> Instruction
Quote each line of the material verbatim, without the pictures.

-- -- --

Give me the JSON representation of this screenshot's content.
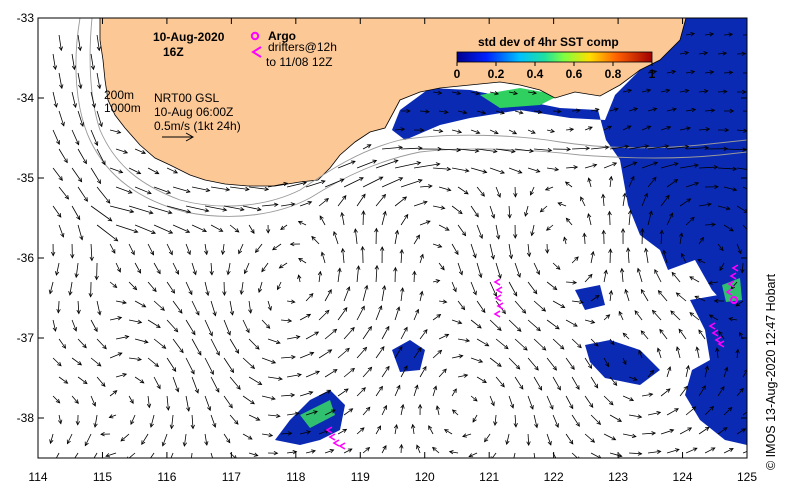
{
  "map": {
    "date": "10-Aug-2020",
    "time": "16Z",
    "legend": {
      "argo_label": "Argo",
      "drifters_label": "drifters@12h",
      "drifters_range": "to 11/08 12Z"
    },
    "info": {
      "line1": "NRT00 GSL",
      "line2": "10-Aug 06:00Z",
      "line3": "0.5m/s (1kt 24h)"
    },
    "contours": {
      "c200": "200m",
      "c1000": "1000m"
    },
    "colorbar": {
      "title": "std dev of 4hr SST comp",
      "ticks": [
        "0",
        "0.2",
        "0.4",
        "0.6",
        "0.8",
        "1"
      ],
      "range": [
        0,
        1
      ]
    },
    "lon_ticks": [
      "114",
      "115",
      "116",
      "117",
      "118",
      "119",
      "120",
      "121",
      "122",
      "123",
      "124",
      "125"
    ],
    "lat_ticks": [
      "-33",
      "-34",
      "-35",
      "-36",
      "-37",
      "-38"
    ],
    "lon_range": [
      114,
      125
    ],
    "lat_range": [
      -38.5,
      -33
    ],
    "credit": "© IMOS 13-Aug-2020 12:47 Hobart",
    "colors": {
      "land": "#fcc896",
      "ocean": "#ffffff",
      "argo": "#ff00ff",
      "drifter": "#ff00ff",
      "sst_low": "#0a2ab4"
    }
  }
}
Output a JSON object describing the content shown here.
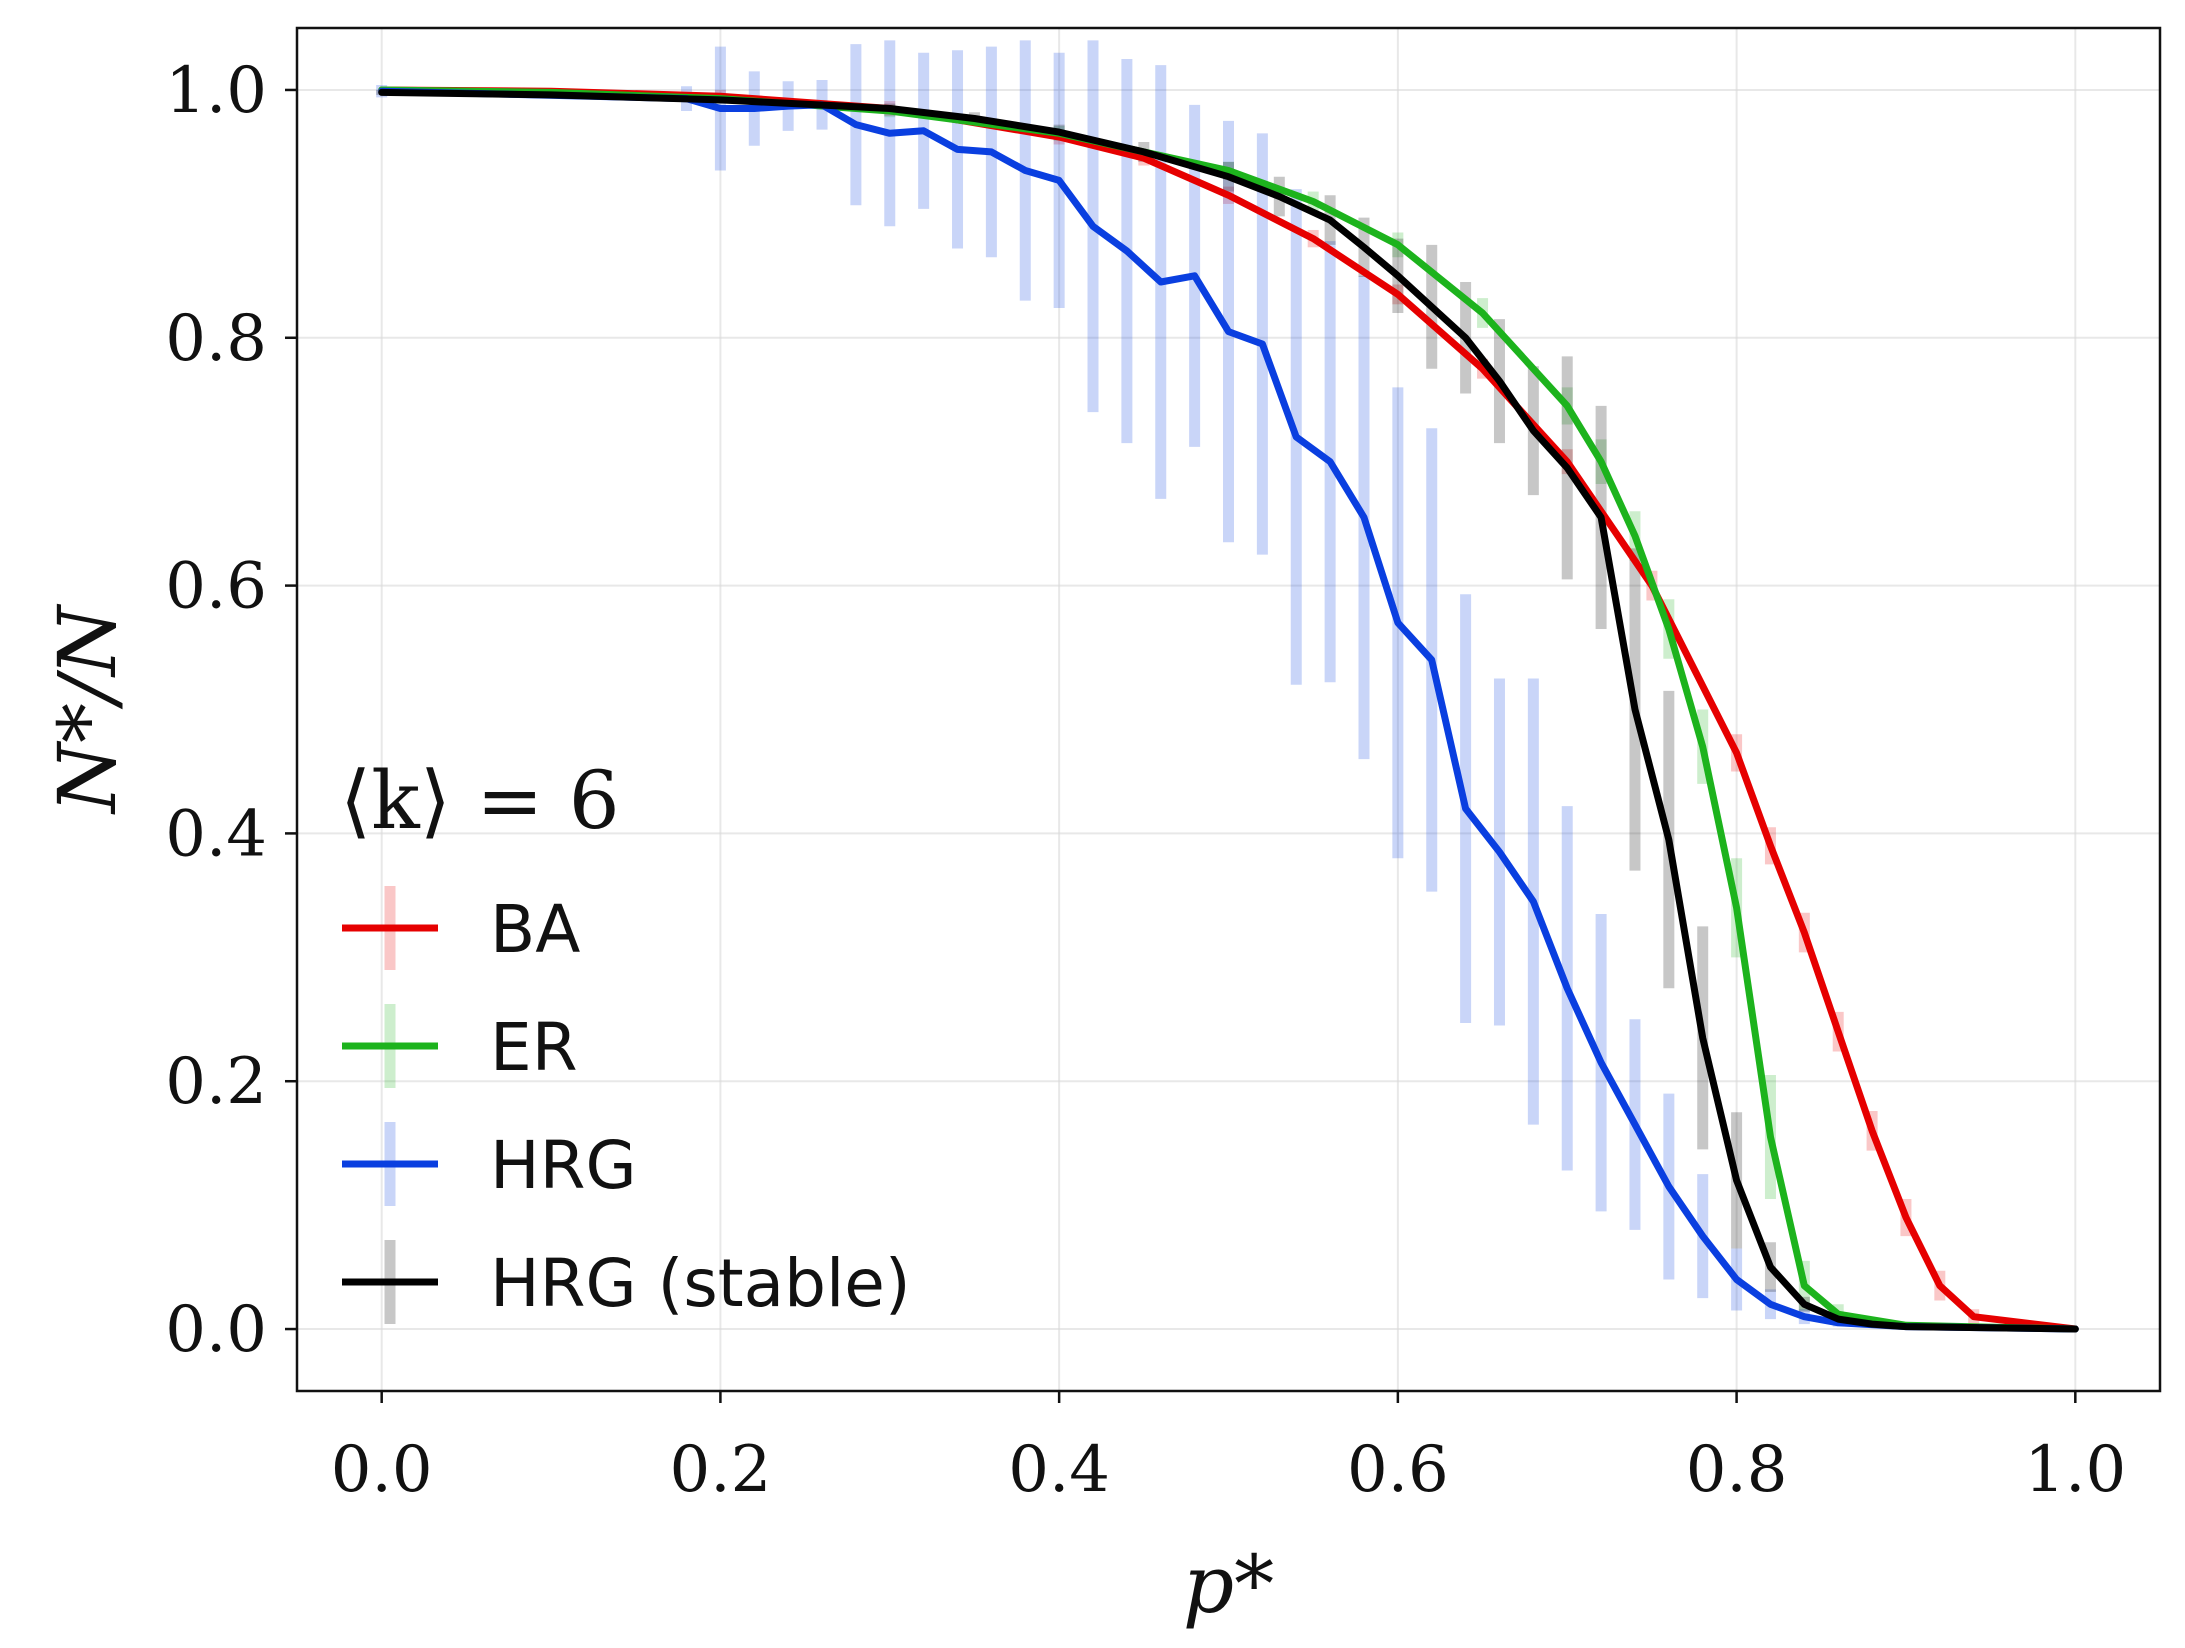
{
  "chart_data": {
    "type": "line",
    "xlabel": "p*",
    "ylabel": "N*/N",
    "xlim": [
      -0.05,
      1.05
    ],
    "ylim": [
      -0.05,
      1.05
    ],
    "xticks": [
      0.0,
      0.2,
      0.4,
      0.6,
      0.8,
      1.0
    ],
    "yticks": [
      0.0,
      0.2,
      0.4,
      0.6,
      0.8,
      1.0
    ],
    "xtick_labels": [
      "0.0",
      "0.2",
      "0.4",
      "0.6",
      "0.8",
      "1.0"
    ],
    "ytick_labels": [
      "0.0",
      "0.2",
      "0.4",
      "0.6",
      "0.8",
      "1.0"
    ],
    "grid": true,
    "legend": {
      "title": "⟨k⟩ = 6",
      "position": "lower-left"
    },
    "series": [
      {
        "name": "BA",
        "color": "#e60000",
        "x": [
          0.0,
          0.1,
          0.2,
          0.3,
          0.4,
          0.45,
          0.5,
          0.55,
          0.6,
          0.65,
          0.7,
          0.75,
          0.8,
          0.82,
          0.84,
          0.86,
          0.88,
          0.9,
          0.92,
          0.94,
          1.0
        ],
        "y": [
          1.0,
          0.999,
          0.995,
          0.985,
          0.962,
          0.945,
          0.915,
          0.88,
          0.835,
          0.775,
          0.7,
          0.6,
          0.465,
          0.39,
          0.32,
          0.24,
          0.16,
          0.09,
          0.035,
          0.01,
          0.0
        ],
        "err": [
          0.0,
          0.002,
          0.005,
          0.006,
          0.006,
          0.006,
          0.007,
          0.007,
          0.008,
          0.008,
          0.01,
          0.012,
          0.015,
          0.015,
          0.016,
          0.016,
          0.016,
          0.015,
          0.012,
          0.006,
          0.0
        ]
      },
      {
        "name": "ER",
        "color": "#1db31d",
        "x": [
          0.0,
          0.1,
          0.2,
          0.3,
          0.4,
          0.5,
          0.55,
          0.6,
          0.65,
          0.7,
          0.72,
          0.74,
          0.76,
          0.78,
          0.8,
          0.82,
          0.84,
          0.86,
          0.9,
          1.0
        ],
        "y": [
          1.0,
          0.998,
          0.993,
          0.983,
          0.965,
          0.935,
          0.91,
          0.875,
          0.82,
          0.745,
          0.7,
          0.64,
          0.565,
          0.47,
          0.34,
          0.155,
          0.035,
          0.012,
          0.003,
          0.0
        ],
        "err": [
          0.0,
          0.002,
          0.004,
          0.005,
          0.006,
          0.007,
          0.008,
          0.01,
          0.012,
          0.015,
          0.018,
          0.02,
          0.024,
          0.03,
          0.04,
          0.05,
          0.02,
          0.008,
          0.002,
          0.0
        ]
      },
      {
        "name": "HRG",
        "color": "#0a3fe0",
        "x": [
          0.0,
          0.18,
          0.2,
          0.22,
          0.24,
          0.26,
          0.28,
          0.3,
          0.32,
          0.34,
          0.36,
          0.38,
          0.4,
          0.42,
          0.44,
          0.46,
          0.48,
          0.5,
          0.52,
          0.54,
          0.56,
          0.58,
          0.6,
          0.62,
          0.64,
          0.66,
          0.68,
          0.7,
          0.72,
          0.74,
          0.76,
          0.78,
          0.8,
          0.82,
          0.84,
          0.86,
          0.9,
          1.0
        ],
        "y": [
          0.999,
          0.993,
          0.985,
          0.985,
          0.987,
          0.988,
          0.972,
          0.965,
          0.967,
          0.952,
          0.95,
          0.935,
          0.927,
          0.89,
          0.87,
          0.845,
          0.85,
          0.805,
          0.795,
          0.72,
          0.7,
          0.655,
          0.57,
          0.54,
          0.42,
          0.385,
          0.345,
          0.275,
          0.215,
          0.165,
          0.115,
          0.075,
          0.04,
          0.02,
          0.01,
          0.005,
          0.002,
          0.0
        ],
        "err": [
          0.005,
          0.01,
          0.05,
          0.03,
          0.02,
          0.02,
          0.065,
          0.075,
          0.063,
          0.08,
          0.085,
          0.105,
          0.103,
          0.15,
          0.155,
          0.175,
          0.138,
          0.17,
          0.17,
          0.2,
          0.178,
          0.195,
          0.19,
          0.187,
          0.173,
          0.14,
          0.18,
          0.147,
          0.12,
          0.085,
          0.075,
          0.05,
          0.025,
          0.012,
          0.006,
          0.003,
          0.001,
          0.0
        ]
      },
      {
        "name": "HRG (stable)",
        "color": "#000000",
        "x": [
          0.0,
          0.1,
          0.2,
          0.3,
          0.35,
          0.4,
          0.45,
          0.5,
          0.53,
          0.56,
          0.58,
          0.6,
          0.62,
          0.64,
          0.66,
          0.68,
          0.7,
          0.72,
          0.74,
          0.76,
          0.78,
          0.8,
          0.82,
          0.84,
          0.86,
          0.88,
          0.9,
          1.0
        ],
        "y": [
          0.998,
          0.996,
          0.992,
          0.985,
          0.977,
          0.966,
          0.95,
          0.93,
          0.914,
          0.895,
          0.873,
          0.85,
          0.825,
          0.8,
          0.765,
          0.725,
          0.695,
          0.655,
          0.5,
          0.395,
          0.235,
          0.12,
          0.05,
          0.02,
          0.008,
          0.004,
          0.002,
          0.0
        ],
        "err": [
          0.002,
          0.002,
          0.003,
          0.004,
          0.005,
          0.006,
          0.008,
          0.012,
          0.016,
          0.02,
          0.024,
          0.03,
          0.05,
          0.045,
          0.05,
          0.052,
          0.09,
          0.09,
          0.13,
          0.12,
          0.09,
          0.055,
          0.02,
          0.006,
          0.003,
          0.002,
          0.001,
          0.0
        ]
      }
    ]
  }
}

-- -- --

> Task solution
Give me the JSON representation of this screenshot's content.
{
  "map": {
    "date": "10-Aug-2020",
    "time": "16Z",
    "legend": {
      "argo_label": "Argo",
      "drifters_label": "drifters@12h",
      "drifters_range": "to 11/08 12Z"
    },
    "info": {
      "line1": "NRT00 GSL",
      "line2": "10-Aug 06:00Z",
      "line3": "0.5m/s (1kt 24h)"
    },
    "contours": {
      "c200": "200m",
      "c1000": "1000m"
    },
    "colorbar": {
      "title": "std dev of 4hr SST comp",
      "ticks": [
        "0",
        "0.2",
        "0.4",
        "0.6",
        "0.8",
        "1"
      ],
      "range": [
        0,
        1
      ]
    },
    "lon_ticks": [
      "114",
      "115",
      "116",
      "117",
      "118",
      "119",
      "120",
      "121",
      "122",
      "123",
      "124",
      "125"
    ],
    "lat_ticks": [
      "-33",
      "-34",
      "-35",
      "-36",
      "-37",
      "-38"
    ],
    "lon_range": [
      114,
      125
    ],
    "lat_range": [
      -38.5,
      -33
    ],
    "credit": "© IMOS 13-Aug-2020 12:47 Hobart",
    "colors": {
      "land": "#fcc896",
      "ocean": "#ffffff",
      "argo": "#ff00ff",
      "drifter": "#ff00ff",
      "sst_low": "#0a2ab4"
    }
  }
}
Output a JSON object describing the content shown here.
{
  "chart_data": {
    "type": "line",
    "xlabel": "p*",
    "ylabel": "N*/N",
    "xlim": [
      -0.05,
      1.05
    ],
    "ylim": [
      -0.05,
      1.05
    ],
    "xticks": [
      0.0,
      0.2,
      0.4,
      0.6,
      0.8,
      1.0
    ],
    "yticks": [
      0.0,
      0.2,
      0.4,
      0.6,
      0.8,
      1.0
    ],
    "xtick_labels": [
      "0.0",
      "0.2",
      "0.4",
      "0.6",
      "0.8",
      "1.0"
    ],
    "ytick_labels": [
      "0.0",
      "0.2",
      "0.4",
      "0.6",
      "0.8",
      "1.0"
    ],
    "grid": true,
    "legend": {
      "title": "⟨k⟩ = 6",
      "position": "lower-left"
    },
    "series": [
      {
        "name": "BA",
        "color": "#e60000",
        "x": [
          0.0,
          0.1,
          0.2,
          0.3,
          0.4,
          0.45,
          0.5,
          0.55,
          0.6,
          0.65,
          0.7,
          0.75,
          0.8,
          0.82,
          0.84,
          0.86,
          0.88,
          0.9,
          0.92,
          0.94,
          1.0
        ],
        "y": [
          1.0,
          0.999,
          0.995,
          0.985,
          0.962,
          0.945,
          0.915,
          0.88,
          0.835,
          0.775,
          0.7,
          0.6,
          0.465,
          0.39,
          0.32,
          0.24,
          0.16,
          0.09,
          0.035,
          0.01,
          0.0
        ],
        "err": [
          0.0,
          0.002,
          0.005,
          0.006,
          0.006,
          0.006,
          0.007,
          0.007,
          0.008,
          0.008,
          0.01,
          0.012,
          0.015,
          0.015,
          0.016,
          0.016,
          0.016,
          0.015,
          0.012,
          0.006,
          0.0
        ]
      },
      {
        "name": "ER",
        "color": "#1db31d",
        "x": [
          0.0,
          0.1,
          0.2,
          0.3,
          0.4,
          0.5,
          0.55,
          0.6,
          0.65,
          0.7,
          0.72,
          0.74,
          0.76,
          0.78,
          0.8,
          0.82,
          0.84,
          0.86,
          0.9,
          1.0
        ],
        "y": [
          1.0,
          0.998,
          0.993,
          0.983,
          0.965,
          0.935,
          0.91,
          0.875,
          0.82,
          0.745,
          0.7,
          0.64,
          0.565,
          0.47,
          0.34,
          0.155,
          0.035,
          0.012,
          0.003,
          0.0
        ],
        "err": [
          0.0,
          0.002,
          0.004,
          0.005,
          0.006,
          0.007,
          0.008,
          0.01,
          0.012,
          0.015,
          0.018,
          0.02,
          0.024,
          0.03,
          0.04,
          0.05,
          0.02,
          0.008,
          0.002,
          0.0
        ]
      },
      {
        "name": "HRG",
        "color": "#0a3fe0",
        "x": [
          0.0,
          0.18,
          0.2,
          0.22,
          0.24,
          0.26,
          0.28,
          0.3,
          0.32,
          0.34,
          0.36,
          0.38,
          0.4,
          0.42,
          0.44,
          0.46,
          0.48,
          0.5,
          0.52,
          0.54,
          0.56,
          0.58,
          0.6,
          0.62,
          0.64,
          0.66,
          0.68,
          0.7,
          0.72,
          0.74,
          0.76,
          0.78,
          0.8,
          0.82,
          0.84,
          0.86,
          0.9,
          1.0
        ],
        "y": [
          0.999,
          0.993,
          0.985,
          0.985,
          0.987,
          0.988,
          0.972,
          0.965,
          0.967,
          0.952,
          0.95,
          0.935,
          0.927,
          0.89,
          0.87,
          0.845,
          0.85,
          0.805,
          0.795,
          0.72,
          0.7,
          0.655,
          0.57,
          0.54,
          0.42,
          0.385,
          0.345,
          0.275,
          0.215,
          0.165,
          0.115,
          0.075,
          0.04,
          0.02,
          0.01,
          0.005,
          0.002,
          0.0
        ],
        "err": [
          0.005,
          0.01,
          0.05,
          0.03,
          0.02,
          0.02,
          0.065,
          0.075,
          0.063,
          0.08,
          0.085,
          0.105,
          0.103,
          0.15,
          0.155,
          0.175,
          0.138,
          0.17,
          0.17,
          0.2,
          0.178,
          0.195,
          0.19,
          0.187,
          0.173,
          0.14,
          0.18,
          0.147,
          0.12,
          0.085,
          0.075,
          0.05,
          0.025,
          0.012,
          0.006,
          0.003,
          0.001,
          0.0
        ]
      },
      {
        "name": "HRG (stable)",
        "color": "#000000",
        "x": [
          0.0,
          0.1,
          0.2,
          0.3,
          0.35,
          0.4,
          0.45,
          0.5,
          0.53,
          0.56,
          0.58,
          0.6,
          0.62,
          0.64,
          0.66,
          0.68,
          0.7,
          0.72,
          0.74,
          0.76,
          0.78,
          0.8,
          0.82,
          0.84,
          0.86,
          0.88,
          0.9,
          1.0
        ],
        "y": [
          0.998,
          0.996,
          0.992,
          0.985,
          0.977,
          0.966,
          0.95,
          0.93,
          0.914,
          0.895,
          0.873,
          0.85,
          0.825,
          0.8,
          0.765,
          0.725,
          0.695,
          0.655,
          0.5,
          0.395,
          0.235,
          0.12,
          0.05,
          0.02,
          0.008,
          0.004,
          0.002,
          0.0
        ],
        "err": [
          0.002,
          0.002,
          0.003,
          0.004,
          0.005,
          0.006,
          0.008,
          0.012,
          0.016,
          0.02,
          0.024,
          0.03,
          0.05,
          0.045,
          0.05,
          0.052,
          0.09,
          0.09,
          0.13,
          0.12,
          0.09,
          0.055,
          0.02,
          0.006,
          0.003,
          0.002,
          0.001,
          0.0
        ]
      }
    ]
  }
}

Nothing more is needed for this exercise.